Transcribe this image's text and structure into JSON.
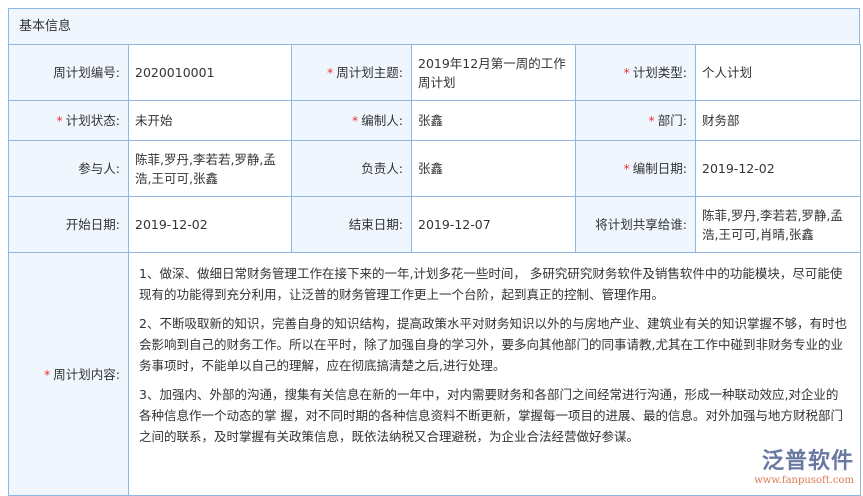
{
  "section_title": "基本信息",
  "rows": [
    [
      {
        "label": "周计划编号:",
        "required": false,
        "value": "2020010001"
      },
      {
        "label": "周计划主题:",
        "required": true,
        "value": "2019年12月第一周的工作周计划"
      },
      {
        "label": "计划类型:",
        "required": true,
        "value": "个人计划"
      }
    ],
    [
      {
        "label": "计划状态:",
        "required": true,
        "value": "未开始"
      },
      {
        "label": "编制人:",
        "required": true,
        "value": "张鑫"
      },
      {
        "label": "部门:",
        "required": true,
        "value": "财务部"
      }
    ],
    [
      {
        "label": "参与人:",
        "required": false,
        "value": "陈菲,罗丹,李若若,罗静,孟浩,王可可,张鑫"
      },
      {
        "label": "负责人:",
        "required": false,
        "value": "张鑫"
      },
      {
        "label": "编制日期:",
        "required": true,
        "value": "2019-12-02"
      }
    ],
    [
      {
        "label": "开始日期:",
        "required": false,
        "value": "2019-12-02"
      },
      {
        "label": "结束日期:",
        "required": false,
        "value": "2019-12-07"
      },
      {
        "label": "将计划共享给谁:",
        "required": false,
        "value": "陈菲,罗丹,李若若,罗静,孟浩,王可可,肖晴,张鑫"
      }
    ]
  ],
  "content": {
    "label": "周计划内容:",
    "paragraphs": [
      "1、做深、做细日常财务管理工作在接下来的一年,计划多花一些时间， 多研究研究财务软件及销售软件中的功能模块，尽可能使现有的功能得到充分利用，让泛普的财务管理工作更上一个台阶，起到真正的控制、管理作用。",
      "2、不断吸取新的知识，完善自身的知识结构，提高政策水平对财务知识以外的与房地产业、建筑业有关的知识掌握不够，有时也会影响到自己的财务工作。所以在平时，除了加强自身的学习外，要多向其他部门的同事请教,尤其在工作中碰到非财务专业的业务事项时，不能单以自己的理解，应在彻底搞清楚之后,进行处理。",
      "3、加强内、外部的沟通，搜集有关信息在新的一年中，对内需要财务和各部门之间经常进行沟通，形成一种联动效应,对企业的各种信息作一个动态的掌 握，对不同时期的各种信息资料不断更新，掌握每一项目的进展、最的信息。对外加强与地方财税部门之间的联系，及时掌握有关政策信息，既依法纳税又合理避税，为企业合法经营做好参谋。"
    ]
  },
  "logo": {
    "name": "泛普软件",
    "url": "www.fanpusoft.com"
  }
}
★ ★ ★ ★ ★
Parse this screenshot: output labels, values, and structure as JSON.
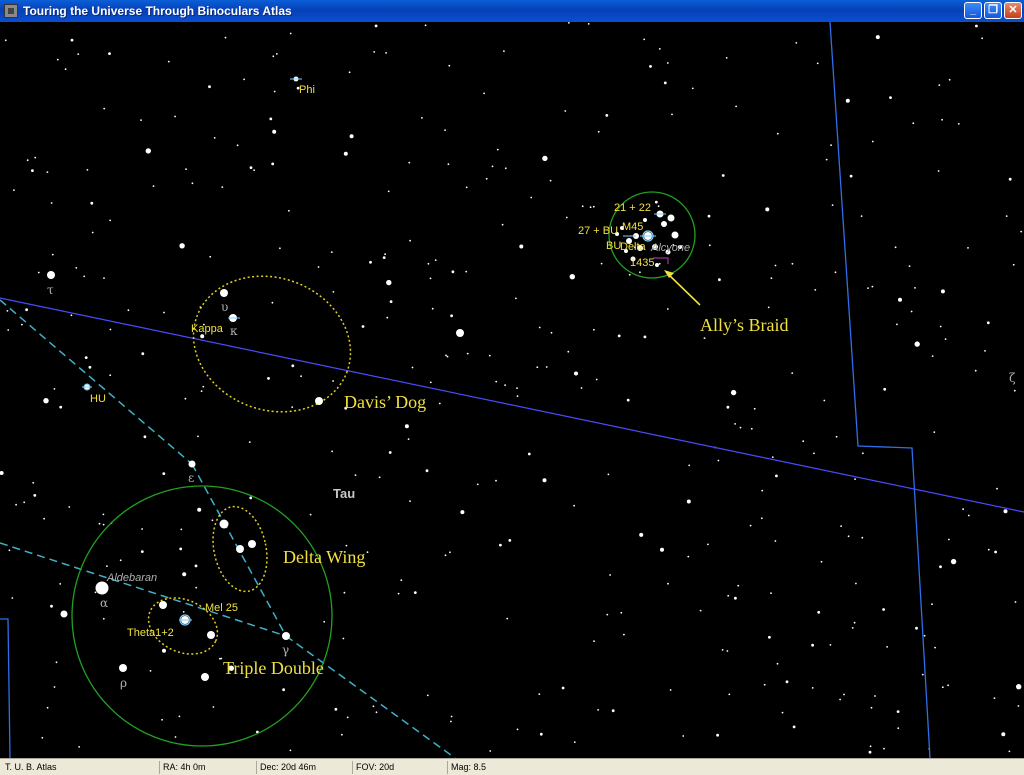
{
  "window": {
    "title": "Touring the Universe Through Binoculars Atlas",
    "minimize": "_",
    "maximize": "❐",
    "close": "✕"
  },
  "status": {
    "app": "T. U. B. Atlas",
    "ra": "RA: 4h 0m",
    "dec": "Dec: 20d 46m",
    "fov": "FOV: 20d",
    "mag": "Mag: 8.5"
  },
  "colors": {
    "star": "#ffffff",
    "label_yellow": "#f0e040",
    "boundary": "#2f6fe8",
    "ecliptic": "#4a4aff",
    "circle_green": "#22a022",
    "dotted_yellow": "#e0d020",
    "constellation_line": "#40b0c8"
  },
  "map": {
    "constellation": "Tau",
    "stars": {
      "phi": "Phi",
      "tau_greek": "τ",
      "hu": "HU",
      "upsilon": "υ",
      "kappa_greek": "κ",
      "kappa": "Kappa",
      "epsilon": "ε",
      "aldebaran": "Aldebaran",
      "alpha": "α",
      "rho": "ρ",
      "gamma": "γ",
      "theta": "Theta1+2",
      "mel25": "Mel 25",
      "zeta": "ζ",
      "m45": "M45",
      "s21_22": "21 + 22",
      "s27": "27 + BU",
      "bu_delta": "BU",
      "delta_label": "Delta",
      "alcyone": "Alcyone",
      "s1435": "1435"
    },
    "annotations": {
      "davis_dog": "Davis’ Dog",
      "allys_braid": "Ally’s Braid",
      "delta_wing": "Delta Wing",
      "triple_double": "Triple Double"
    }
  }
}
★ ★ ★ ★ ★
[Problem]:
Scan the material above. Extract every line in which the word "Atlas" occurs.

[Reply to the exercise]:
    "title": "Touring the Universe Through Binoculars Atlas",
    "app": "T. U. B. Atlas",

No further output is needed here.